業界再編のハリケーンが吹き荒れる!

業界再編のハリケーンが吹き荒れる!

業界再編のハリケーンが吹き荒れる!

~あなたはこの嵐をどう生き残るのか?~

今回は、「医薬品業界の大規模再編」という少しカタい話になります。「そんなこと、ブログでわざわざ読まなくても知っているよ」と思われるかもしれませんが、MRを目指している未経験者のためにも、この巨大ハリケーンについての現状を抑えておきたいと思います。

グローバル化が進む医薬品業界

医薬品業界ではここ数年、企業の再編、統合、買収が繰り返されています。大型医薬品の特許切れによる後発品の脅威、バイオ抗体医薬品の増加、医療制度改革による医療費削減(薬価引き下げ、ジェネリック推進)等の影響を受けて、製薬企業の成長戦略として、国内・外資を問わずこの動きがより活発化しています。

最近の動きとして、以下の買収劇で日系企業のグローバル化が加速しています:

  • 第一三共が米国系バイオベンチャー企業Ambit Biosciences を約448億円で買収(2014)
  • 大塚製薬が米国系バイオベンチャー企業アバニアファーマを約4200億円で買収(2014)
  • 協和発酵キリンが英国系製薬メーカーのアルキメデスを約400億円で買収(2014)

- [提示された記録]:
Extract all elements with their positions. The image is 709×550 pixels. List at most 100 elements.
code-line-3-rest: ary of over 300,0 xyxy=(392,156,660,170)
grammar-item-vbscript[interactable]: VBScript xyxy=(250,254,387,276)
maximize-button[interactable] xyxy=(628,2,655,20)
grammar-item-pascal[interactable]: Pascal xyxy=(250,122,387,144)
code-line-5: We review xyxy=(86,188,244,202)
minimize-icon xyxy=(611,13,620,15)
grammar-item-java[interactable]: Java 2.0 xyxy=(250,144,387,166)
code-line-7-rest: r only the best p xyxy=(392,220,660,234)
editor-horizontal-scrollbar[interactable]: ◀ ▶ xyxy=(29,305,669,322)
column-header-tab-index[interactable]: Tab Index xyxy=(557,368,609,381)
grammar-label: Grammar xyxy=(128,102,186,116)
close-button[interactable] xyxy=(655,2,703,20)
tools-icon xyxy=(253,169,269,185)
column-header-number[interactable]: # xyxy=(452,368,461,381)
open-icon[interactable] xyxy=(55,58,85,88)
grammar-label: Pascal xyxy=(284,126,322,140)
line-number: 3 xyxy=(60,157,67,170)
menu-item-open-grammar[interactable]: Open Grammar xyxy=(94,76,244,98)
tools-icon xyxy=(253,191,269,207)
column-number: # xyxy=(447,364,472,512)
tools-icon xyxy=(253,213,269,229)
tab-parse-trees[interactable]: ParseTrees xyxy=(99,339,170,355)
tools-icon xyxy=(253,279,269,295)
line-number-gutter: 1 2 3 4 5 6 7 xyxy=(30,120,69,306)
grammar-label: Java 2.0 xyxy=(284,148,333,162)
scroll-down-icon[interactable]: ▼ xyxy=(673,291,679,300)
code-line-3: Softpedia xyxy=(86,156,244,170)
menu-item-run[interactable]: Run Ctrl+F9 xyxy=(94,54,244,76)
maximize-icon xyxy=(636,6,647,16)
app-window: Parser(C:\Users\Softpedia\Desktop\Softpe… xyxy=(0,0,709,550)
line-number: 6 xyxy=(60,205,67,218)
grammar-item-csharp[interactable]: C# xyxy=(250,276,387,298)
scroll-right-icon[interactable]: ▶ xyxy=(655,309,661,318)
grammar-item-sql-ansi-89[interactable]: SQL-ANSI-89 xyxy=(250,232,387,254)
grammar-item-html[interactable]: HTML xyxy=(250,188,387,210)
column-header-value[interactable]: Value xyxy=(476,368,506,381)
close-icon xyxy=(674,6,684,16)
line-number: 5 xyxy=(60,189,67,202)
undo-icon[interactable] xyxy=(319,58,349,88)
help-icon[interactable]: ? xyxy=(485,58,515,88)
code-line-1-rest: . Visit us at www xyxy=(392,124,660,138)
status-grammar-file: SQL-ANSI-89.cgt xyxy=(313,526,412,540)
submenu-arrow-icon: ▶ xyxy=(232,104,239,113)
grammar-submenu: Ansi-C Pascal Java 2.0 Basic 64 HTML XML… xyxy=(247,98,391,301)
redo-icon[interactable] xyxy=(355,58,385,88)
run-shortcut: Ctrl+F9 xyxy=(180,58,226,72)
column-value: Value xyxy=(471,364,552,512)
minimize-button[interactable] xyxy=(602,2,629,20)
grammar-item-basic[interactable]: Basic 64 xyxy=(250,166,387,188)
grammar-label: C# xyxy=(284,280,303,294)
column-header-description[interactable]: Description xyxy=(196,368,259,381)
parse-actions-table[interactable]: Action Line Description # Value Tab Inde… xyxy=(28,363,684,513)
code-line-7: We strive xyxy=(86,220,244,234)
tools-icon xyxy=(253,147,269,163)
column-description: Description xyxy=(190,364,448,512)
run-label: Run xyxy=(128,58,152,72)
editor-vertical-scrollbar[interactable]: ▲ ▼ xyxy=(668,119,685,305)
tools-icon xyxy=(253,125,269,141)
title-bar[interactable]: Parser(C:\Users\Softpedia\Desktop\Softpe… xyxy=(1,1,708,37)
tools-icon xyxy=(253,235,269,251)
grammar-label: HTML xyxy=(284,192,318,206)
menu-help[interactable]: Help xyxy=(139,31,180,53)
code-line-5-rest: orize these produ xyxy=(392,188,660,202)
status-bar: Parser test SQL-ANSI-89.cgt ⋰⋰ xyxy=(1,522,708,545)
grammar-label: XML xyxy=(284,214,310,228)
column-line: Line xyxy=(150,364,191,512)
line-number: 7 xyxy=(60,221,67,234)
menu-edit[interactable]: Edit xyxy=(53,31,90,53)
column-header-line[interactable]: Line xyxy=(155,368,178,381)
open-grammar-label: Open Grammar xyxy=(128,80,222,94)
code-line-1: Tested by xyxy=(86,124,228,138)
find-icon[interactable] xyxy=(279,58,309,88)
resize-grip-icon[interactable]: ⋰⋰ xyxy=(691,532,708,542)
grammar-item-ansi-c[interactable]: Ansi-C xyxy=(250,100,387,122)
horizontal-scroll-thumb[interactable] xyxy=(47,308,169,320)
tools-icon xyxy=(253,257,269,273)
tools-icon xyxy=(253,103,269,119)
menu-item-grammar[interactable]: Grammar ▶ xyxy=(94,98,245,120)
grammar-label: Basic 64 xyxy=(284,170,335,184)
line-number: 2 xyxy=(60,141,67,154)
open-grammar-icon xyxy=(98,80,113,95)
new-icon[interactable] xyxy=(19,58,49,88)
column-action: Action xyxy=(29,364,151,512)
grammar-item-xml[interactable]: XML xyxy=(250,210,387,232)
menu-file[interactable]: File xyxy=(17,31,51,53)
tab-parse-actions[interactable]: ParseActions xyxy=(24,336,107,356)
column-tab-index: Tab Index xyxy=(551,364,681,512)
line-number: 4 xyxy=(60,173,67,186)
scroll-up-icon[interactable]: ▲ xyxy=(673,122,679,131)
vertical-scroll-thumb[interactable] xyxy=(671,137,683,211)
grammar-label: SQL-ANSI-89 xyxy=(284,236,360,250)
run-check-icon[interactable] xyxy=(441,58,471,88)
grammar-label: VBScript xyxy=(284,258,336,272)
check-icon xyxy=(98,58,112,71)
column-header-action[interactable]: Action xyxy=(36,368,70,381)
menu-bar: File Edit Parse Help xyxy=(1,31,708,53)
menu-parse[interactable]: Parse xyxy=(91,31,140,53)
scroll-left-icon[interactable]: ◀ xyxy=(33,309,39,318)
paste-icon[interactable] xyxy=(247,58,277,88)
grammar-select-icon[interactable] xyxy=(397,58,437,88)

- [取り組む課題]:
A) 医薬品業界の再編についての本文によると、大塚製薬が2014年に約4200億円で買収したのはどの企業か。
B) 医薬品業界の再編についての本文を、最後の文の後から書き継ぎなさい。

- [期待される解答]:
A) 米国系バイオベンチャー企業のアバニアファーマです。

B)
  • 武田薬品がトルコ系製薬メーカー企業Toplam Kaliteを約145億円で買収(2015)
  • 富士フィルムが米国iPS細胞ベンチャー企業セルラー・ダイナミクスを約370億円で買収(2015)

外資での動き

外資でのM&Aの動きは非常に活発で、規模も含め、日本の現状の遥か先に進んでいます:

  • ノバルティスとGSKが事業売買に合意:ノバルティスがGSKの抗癌剤事業を、GSKがノバルティスのワクチン事業を獲得(2014)
  • アクタビスが米国系アラガンを約7兆9000億円で買収(2014)
  • バリアントが米国系バイオ医薬品メーカーのサリックスファーマを約1兆2000億円で買収(2015)
  • アッヴィが米国系がん治療薬メーカーのファーマサイクリックスを約2兆5200億円で買収(2015)
  • アストラゼネカが米国系後発医薬品メーカーのアクタビスの呼吸器系医薬品事業を約717億円で買収(2015)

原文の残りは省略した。